**Stated problem:** Identify and copy all lines of the material where the string "arithmétique" is found.

**Records provided:**
━━━━━━━━

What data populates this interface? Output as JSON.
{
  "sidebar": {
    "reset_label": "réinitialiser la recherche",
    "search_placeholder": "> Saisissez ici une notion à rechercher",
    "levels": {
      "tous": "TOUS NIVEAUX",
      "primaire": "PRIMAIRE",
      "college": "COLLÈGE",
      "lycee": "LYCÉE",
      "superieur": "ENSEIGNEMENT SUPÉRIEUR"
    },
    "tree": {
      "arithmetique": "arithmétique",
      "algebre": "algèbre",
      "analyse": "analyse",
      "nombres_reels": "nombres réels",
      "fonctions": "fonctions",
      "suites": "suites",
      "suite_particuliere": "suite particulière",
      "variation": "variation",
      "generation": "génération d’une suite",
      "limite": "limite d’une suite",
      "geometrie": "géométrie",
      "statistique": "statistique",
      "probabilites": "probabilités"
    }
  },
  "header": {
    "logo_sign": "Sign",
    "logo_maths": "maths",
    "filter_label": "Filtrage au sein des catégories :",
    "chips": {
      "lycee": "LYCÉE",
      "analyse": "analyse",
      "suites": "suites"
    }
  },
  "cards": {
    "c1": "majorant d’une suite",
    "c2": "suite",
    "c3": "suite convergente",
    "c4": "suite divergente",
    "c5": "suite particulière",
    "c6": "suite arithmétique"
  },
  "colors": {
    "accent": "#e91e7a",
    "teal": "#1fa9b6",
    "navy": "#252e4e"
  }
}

━━━━━━━━

**Exercise solution:**
      "arithmetique": "arithmétique",
    "c6": "suite arithmétique"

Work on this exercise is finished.